__TASK STATEMENT__. Search the listing below for the string "Potential" and show each line that contains it.

═════ GIVEN INFORMATION

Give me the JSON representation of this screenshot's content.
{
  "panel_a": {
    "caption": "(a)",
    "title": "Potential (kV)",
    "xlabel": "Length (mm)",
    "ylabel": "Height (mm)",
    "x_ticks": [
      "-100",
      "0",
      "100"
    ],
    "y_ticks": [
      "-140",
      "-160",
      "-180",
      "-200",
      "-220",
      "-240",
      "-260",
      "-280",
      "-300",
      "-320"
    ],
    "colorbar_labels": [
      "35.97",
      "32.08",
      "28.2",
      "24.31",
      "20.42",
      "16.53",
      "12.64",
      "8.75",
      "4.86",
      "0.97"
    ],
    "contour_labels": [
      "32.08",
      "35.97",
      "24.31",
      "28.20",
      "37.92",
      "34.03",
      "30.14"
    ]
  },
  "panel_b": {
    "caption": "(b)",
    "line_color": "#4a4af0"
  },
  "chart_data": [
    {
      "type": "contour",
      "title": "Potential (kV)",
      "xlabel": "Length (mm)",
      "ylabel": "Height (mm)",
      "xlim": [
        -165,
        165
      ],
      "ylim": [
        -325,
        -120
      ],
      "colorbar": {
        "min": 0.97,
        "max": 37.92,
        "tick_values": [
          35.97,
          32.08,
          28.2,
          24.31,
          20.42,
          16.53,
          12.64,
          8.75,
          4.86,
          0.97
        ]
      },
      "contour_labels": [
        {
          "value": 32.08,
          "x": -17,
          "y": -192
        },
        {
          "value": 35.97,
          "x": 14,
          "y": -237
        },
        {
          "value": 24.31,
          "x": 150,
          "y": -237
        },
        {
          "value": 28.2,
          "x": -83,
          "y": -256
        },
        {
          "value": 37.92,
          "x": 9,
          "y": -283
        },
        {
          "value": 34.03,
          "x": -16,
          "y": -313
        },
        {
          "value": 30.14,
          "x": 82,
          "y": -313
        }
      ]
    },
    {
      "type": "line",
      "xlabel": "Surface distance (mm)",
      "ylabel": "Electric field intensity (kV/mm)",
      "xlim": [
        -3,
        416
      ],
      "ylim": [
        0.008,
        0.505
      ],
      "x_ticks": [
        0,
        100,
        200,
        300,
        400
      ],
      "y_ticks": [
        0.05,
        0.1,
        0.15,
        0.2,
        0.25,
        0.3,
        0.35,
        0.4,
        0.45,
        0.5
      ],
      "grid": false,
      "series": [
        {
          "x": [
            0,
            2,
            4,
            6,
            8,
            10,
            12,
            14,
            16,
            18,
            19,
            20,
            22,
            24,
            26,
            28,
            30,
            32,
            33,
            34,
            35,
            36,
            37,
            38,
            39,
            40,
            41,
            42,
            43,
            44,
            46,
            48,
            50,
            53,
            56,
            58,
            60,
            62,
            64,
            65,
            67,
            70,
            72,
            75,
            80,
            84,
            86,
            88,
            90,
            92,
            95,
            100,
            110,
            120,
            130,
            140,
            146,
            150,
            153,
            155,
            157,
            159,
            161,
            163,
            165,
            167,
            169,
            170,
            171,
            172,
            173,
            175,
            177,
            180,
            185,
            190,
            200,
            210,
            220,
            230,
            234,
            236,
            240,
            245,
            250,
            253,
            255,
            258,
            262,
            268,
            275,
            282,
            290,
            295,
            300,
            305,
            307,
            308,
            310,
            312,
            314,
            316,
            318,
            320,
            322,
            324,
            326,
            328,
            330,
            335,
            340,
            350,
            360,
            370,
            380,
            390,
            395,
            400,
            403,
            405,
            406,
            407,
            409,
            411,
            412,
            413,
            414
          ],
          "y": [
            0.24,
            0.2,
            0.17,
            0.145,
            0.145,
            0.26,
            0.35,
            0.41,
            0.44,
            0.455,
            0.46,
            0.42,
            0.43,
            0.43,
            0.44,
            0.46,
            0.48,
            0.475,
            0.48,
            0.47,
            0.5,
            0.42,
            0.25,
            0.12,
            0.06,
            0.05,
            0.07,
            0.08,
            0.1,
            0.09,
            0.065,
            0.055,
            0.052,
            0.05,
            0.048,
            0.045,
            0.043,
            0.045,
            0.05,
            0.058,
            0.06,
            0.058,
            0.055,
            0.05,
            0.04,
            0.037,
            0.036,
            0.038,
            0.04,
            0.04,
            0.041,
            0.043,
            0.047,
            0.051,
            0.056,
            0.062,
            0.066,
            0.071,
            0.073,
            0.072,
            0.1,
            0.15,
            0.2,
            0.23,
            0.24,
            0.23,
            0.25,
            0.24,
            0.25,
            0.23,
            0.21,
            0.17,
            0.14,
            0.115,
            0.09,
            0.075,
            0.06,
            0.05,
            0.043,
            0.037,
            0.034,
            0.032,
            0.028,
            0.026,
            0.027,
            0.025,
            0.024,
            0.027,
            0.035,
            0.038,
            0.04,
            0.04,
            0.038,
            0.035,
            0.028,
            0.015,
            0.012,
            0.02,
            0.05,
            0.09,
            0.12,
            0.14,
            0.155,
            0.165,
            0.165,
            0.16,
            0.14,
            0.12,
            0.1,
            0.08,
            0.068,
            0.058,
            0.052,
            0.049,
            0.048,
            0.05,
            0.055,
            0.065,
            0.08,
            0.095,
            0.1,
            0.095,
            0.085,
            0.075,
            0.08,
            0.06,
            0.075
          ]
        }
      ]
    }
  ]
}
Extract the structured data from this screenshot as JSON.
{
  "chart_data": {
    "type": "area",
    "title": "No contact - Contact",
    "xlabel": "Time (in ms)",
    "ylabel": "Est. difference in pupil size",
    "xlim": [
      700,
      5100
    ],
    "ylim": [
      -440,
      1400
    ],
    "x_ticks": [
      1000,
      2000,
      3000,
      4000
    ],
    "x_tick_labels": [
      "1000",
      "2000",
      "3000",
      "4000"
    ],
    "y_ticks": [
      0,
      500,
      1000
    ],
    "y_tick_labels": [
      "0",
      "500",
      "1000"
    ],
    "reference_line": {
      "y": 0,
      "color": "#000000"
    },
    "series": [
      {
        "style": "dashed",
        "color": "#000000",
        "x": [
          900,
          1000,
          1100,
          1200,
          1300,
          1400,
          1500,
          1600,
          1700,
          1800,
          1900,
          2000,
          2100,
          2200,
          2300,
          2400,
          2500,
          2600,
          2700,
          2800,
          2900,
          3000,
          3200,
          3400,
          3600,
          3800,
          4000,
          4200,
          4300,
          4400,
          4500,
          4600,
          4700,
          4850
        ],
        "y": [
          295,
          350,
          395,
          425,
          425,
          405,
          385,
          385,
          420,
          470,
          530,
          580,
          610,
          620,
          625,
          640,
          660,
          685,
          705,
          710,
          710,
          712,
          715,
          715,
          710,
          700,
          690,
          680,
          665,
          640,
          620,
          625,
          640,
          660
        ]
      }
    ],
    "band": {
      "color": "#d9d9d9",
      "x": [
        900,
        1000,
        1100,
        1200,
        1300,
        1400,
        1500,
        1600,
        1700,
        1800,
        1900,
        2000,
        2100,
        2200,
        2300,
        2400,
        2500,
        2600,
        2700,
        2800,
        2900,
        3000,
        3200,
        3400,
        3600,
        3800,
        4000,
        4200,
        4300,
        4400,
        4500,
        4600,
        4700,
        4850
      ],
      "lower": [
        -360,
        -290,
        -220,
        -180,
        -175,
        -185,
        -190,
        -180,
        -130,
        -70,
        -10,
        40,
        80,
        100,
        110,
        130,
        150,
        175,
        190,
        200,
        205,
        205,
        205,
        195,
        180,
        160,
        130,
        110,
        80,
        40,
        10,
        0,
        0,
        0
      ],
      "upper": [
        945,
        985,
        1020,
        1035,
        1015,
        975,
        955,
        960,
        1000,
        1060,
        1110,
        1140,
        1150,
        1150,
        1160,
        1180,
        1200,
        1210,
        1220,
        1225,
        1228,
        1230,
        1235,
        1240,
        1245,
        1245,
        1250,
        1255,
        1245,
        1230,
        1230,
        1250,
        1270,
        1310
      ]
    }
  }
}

══════════

__COMPLETED EXERCISE__.
    "title": "Potential (kV)",
      "title": "Potential (kV)",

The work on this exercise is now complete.